_The task_
Reproduce the listing below without any change.

_Dataset records_
******************************
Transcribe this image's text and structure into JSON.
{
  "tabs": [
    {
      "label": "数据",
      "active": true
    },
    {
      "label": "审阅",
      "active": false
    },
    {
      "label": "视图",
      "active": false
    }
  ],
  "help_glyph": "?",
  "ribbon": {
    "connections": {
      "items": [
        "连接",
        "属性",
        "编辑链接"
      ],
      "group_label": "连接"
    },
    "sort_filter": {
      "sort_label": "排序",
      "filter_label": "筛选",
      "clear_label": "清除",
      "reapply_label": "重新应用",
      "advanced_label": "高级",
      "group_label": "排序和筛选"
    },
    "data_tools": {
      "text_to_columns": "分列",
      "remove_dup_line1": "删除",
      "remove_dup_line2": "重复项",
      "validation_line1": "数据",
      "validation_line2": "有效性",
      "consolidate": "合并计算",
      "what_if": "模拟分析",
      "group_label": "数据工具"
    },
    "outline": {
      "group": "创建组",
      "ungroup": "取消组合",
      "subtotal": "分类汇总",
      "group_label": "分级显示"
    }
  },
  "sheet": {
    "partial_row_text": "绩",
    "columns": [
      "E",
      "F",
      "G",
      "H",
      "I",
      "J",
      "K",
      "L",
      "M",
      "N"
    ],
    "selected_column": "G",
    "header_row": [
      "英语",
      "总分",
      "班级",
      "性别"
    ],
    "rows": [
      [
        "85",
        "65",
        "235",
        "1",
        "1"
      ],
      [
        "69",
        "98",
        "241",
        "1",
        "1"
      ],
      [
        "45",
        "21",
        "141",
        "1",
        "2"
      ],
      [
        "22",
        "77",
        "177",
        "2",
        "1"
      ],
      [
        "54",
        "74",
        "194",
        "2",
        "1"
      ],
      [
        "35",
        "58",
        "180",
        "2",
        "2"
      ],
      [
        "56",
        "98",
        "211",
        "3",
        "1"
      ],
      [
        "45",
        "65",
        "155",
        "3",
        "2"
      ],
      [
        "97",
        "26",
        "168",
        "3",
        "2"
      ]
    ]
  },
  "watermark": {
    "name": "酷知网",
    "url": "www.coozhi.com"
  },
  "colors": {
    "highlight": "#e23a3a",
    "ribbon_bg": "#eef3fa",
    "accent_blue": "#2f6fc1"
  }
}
******************************
_Full answer_
Transcribe this image's text and structure into JSON.
{
  "tabs": [
    {
      "label": "数据",
      "active": true
    },
    {
      "label": "审阅",
      "active": false
    },
    {
      "label": "视图",
      "active": false
    }
  ],
  "help_glyph": "?",
  "ribbon": {
    "connections": {
      "items": [
        "连接",
        "属性",
        "编辑链接"
      ],
      "group_label": "连接"
    },
    "sort_filter": {
      "sort_label": "排序",
      "filter_label": "筛选",
      "clear_label": "清除",
      "reapply_label": "重新应用",
      "advanced_label": "高级",
      "group_label": "排序和筛选"
    },
    "data_tools": {
      "text_to_columns": "分列",
      "remove_dup_line1": "删除",
      "remove_dup_line2": "重复项",
      "validation_line1": "数据",
      "validation_line2": "有效性",
      "consolidate": "合并计算",
      "what_if": "模拟分析",
      "group_label": "数据工具"
    },
    "outline": {
      "group": "创建组",
      "ungroup": "取消组合",
      "subtotal": "分类汇总",
      "group_label": "分级显示"
    }
  },
  "sheet": {
    "partial_row_text": "绩",
    "columns": [
      "E",
      "F",
      "G",
      "H",
      "I",
      "J",
      "K",
      "L",
      "M",
      "N"
    ],
    "selected_column": "G",
    "header_row": [
      "英语",
      "总分",
      "班级",
      "性别"
    ],
    "rows": [
      [
        "85",
        "65",
        "235",
        "1",
        "1"
      ],
      [
        "69",
        "98",
        "241",
        "1",
        "1"
      ],
      [
        "45",
        "21",
        "141",
        "1",
        "2"
      ],
      [
        "22",
        "77",
        "177",
        "2",
        "1"
      ],
      [
        "54",
        "74",
        "194",
        "2",
        "1"
      ],
      [
        "35",
        "58",
        "180",
        "2",
        "2"
      ],
      [
        "56",
        "98",
        "211",
        "3",
        "1"
      ],
      [
        "45",
        "65",
        "155",
        "3",
        "2"
      ],
      [
        "97",
        "26",
        "168",
        "3",
        "2"
      ]
    ]
  },
  "watermark": {
    "name": "酷知网",
    "url": "www.coozhi.com"
  },
  "colors": {
    "highlight": "#e23a3a",
    "ribbon_bg": "#eef3fa",
    "accent_blue": "#2f6fc1"
  }
}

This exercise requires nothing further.